# What the exercise asks
Reproduce exactly the lines from the one containing "Extract the structured" through the end of the entries, including both. Drop the pictures.

# Working data

══════════

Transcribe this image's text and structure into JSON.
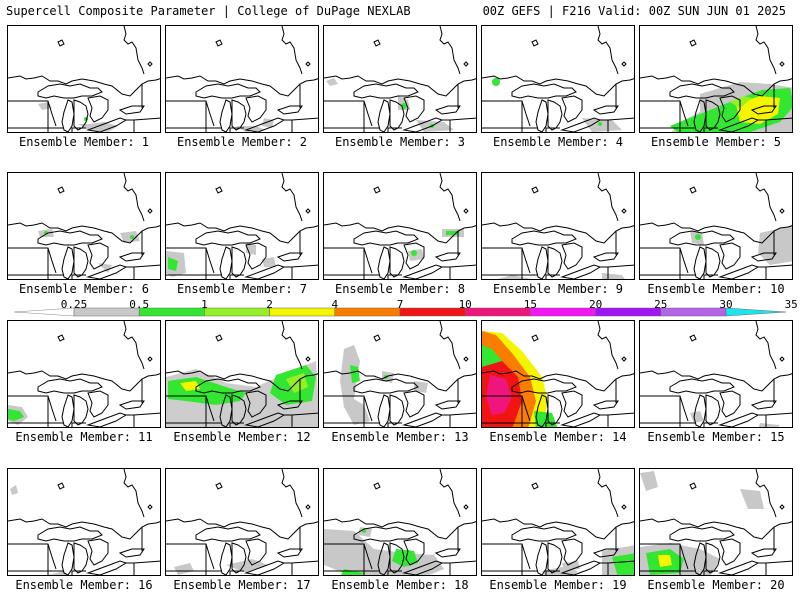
{
  "header": {
    "left": "Supercell Composite Parameter | College of DuPage NEXLAB",
    "right": "00Z GEFS | F216 Valid: 00Z SUN JUN 01 2025"
  },
  "members": [
    {
      "label": "Ensemble Member: 1"
    },
    {
      "label": "Ensemble Member: 2"
    },
    {
      "label": "Ensemble Member: 3"
    },
    {
      "label": "Ensemble Member: 4"
    },
    {
      "label": "Ensemble Member: 5"
    },
    {
      "label": "Ensemble Member: 6"
    },
    {
      "label": "Ensemble Member: 7"
    },
    {
      "label": "Ensemble Member: 8"
    },
    {
      "label": "Ensemble Member: 9"
    },
    {
      "label": "Ensemble Member: 10"
    },
    {
      "label": "Ensemble Member: 11"
    },
    {
      "label": "Ensemble Member: 12"
    },
    {
      "label": "Ensemble Member: 13"
    },
    {
      "label": "Ensemble Member: 14"
    },
    {
      "label": "Ensemble Member: 15"
    },
    {
      "label": "Ensemble Member: 16"
    },
    {
      "label": "Ensemble Member: 17"
    },
    {
      "label": "Ensemble Member: 18"
    },
    {
      "label": "Ensemble Member: 19"
    },
    {
      "label": "Ensemble Member: 20"
    }
  ],
  "colorbar": {
    "labels": [
      "0.25",
      "0.5",
      "1",
      "2",
      "4",
      "7",
      "10",
      "15",
      "20",
      "25",
      "30",
      "35"
    ],
    "colors": [
      "#c8c8c8",
      "#32e632",
      "#96f028",
      "#f5f500",
      "#fa7d00",
      "#f01414",
      "#f0147d",
      "#f514f5",
      "#a014f5",
      "#b464e6",
      "#19e6f0"
    ]
  }
}
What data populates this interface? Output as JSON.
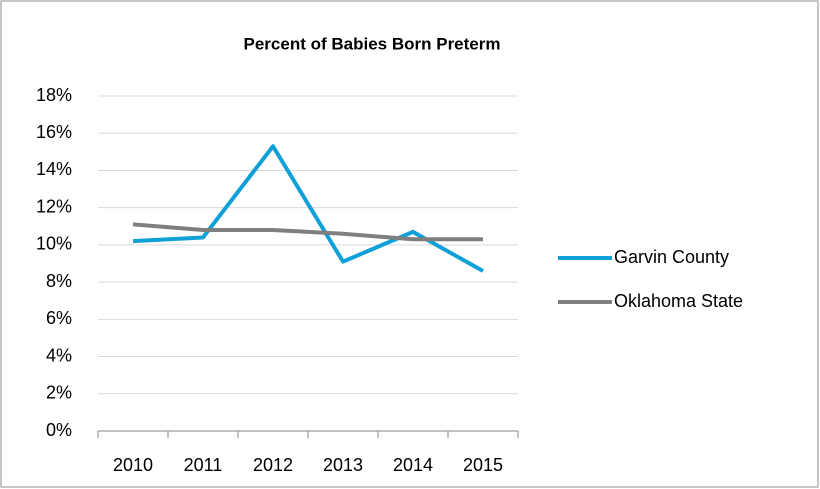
{
  "chart_data": {
    "type": "line",
    "title": "Percent of Babies Born Preterm",
    "categories": [
      "2010",
      "2011",
      "2012",
      "2013",
      "2014",
      "2015"
    ],
    "series": [
      {
        "name": "Garvin County",
        "color": "#0fa0d8",
        "values": [
          10.2,
          10.4,
          15.3,
          9.1,
          10.7,
          8.6
        ]
      },
      {
        "name": "Oklahoma State",
        "color": "#7f7f7f",
        "values": [
          11.1,
          10.8,
          10.8,
          10.6,
          10.3,
          10.3
        ]
      }
    ],
    "ylim": [
      0,
      18
    ],
    "yticks": [
      {
        "value": 0,
        "label": "0%"
      },
      {
        "value": 2,
        "label": "2%"
      },
      {
        "value": 4,
        "label": "4%"
      },
      {
        "value": 6,
        "label": "6%"
      },
      {
        "value": 8,
        "label": "8%"
      },
      {
        "value": 10,
        "label": "10%"
      },
      {
        "value": 12,
        "label": "12%"
      },
      {
        "value": 14,
        "label": "14%"
      },
      {
        "value": 16,
        "label": "16%"
      },
      {
        "value": 18,
        "label": "18%"
      }
    ],
    "grid": true,
    "legend": "right"
  }
}
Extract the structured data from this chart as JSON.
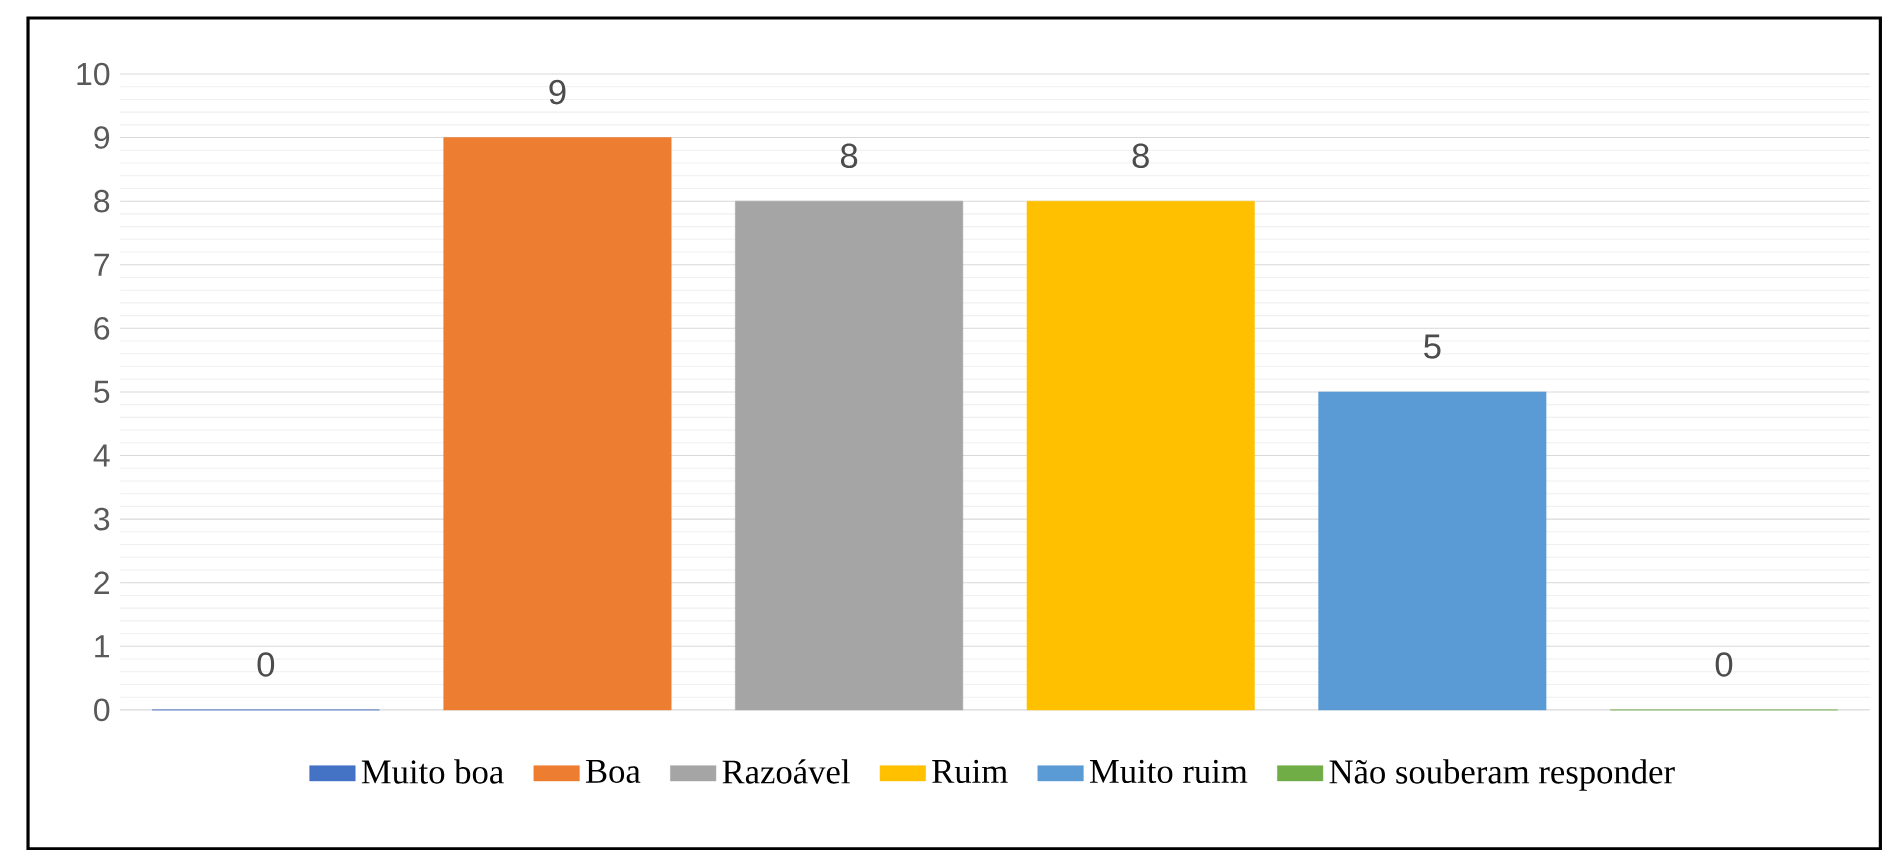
{
  "chart_data": {
    "type": "bar",
    "categories": [
      null,
      null,
      null,
      null,
      null,
      null
    ],
    "series": [
      {
        "name": "Muito boa",
        "color": "#4472c4",
        "values": [
          0,
          null,
          null,
          null,
          null,
          null
        ]
      },
      {
        "name": "Boa",
        "color": "#ed7d31",
        "values": [
          null,
          9,
          null,
          null,
          null,
          null
        ]
      },
      {
        "name": "Razoável",
        "color": "#a5a5a5",
        "values": [
          null,
          null,
          8,
          null,
          null,
          null
        ]
      },
      {
        "name": "Ruim",
        "color": "#ffc000",
        "values": [
          null,
          null,
          null,
          8,
          null,
          null
        ]
      },
      {
        "name": "Muito ruim",
        "color": "#5b9bd5",
        "values": [
          null,
          null,
          null,
          null,
          5,
          null
        ]
      },
      {
        "name": "Não souberam responder",
        "color": "#70ad47",
        "values": [
          null,
          null,
          null,
          null,
          null,
          0
        ]
      }
    ],
    "ylim": [
      0,
      10
    ],
    "yticks": [
      0,
      1,
      2,
      3,
      4,
      5,
      6,
      7,
      8,
      9,
      10
    ],
    "grid": "y",
    "legend": "bottom",
    "data_labels": true
  }
}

══════════

# The result
Extract the structured data from this chart as JSON.
{
  "chart_data": {
    "type": "bar",
    "categories": [
      null,
      null,
      null,
      null,
      null,
      null
    ],
    "series": [
      {
        "name": "Muito boa",
        "color": "#4472c4",
        "values": [
          0,
          null,
          null,
          null,
          null,
          null
        ]
      },
      {
        "name": "Boa",
        "color": "#ed7d31",
        "values": [
          null,
          9,
          null,
          null,
          null,
          null
        ]
      },
      {
        "name": "Razoável",
        "color": "#a5a5a5",
        "values": [
          null,
          null,
          8,
          null,
          null,
          null
        ]
      },
      {
        "name": "Ruim",
        "color": "#ffc000",
        "values": [
          null,
          null,
          null,
          8,
          null,
          null
        ]
      },
      {
        "name": "Muito ruim",
        "color": "#5b9bd5",
        "values": [
          null,
          null,
          null,
          null,
          5,
          null
        ]
      },
      {
        "name": "Não souberam responder",
        "color": "#70ad47",
        "values": [
          null,
          null,
          null,
          null,
          null,
          0
        ]
      }
    ],
    "ylim": [
      0,
      10
    ],
    "yticks": [
      0,
      1,
      2,
      3,
      4,
      5,
      6,
      7,
      8,
      9,
      10
    ],
    "grid": "y",
    "legend": "bottom",
    "data_labels": true
  }
}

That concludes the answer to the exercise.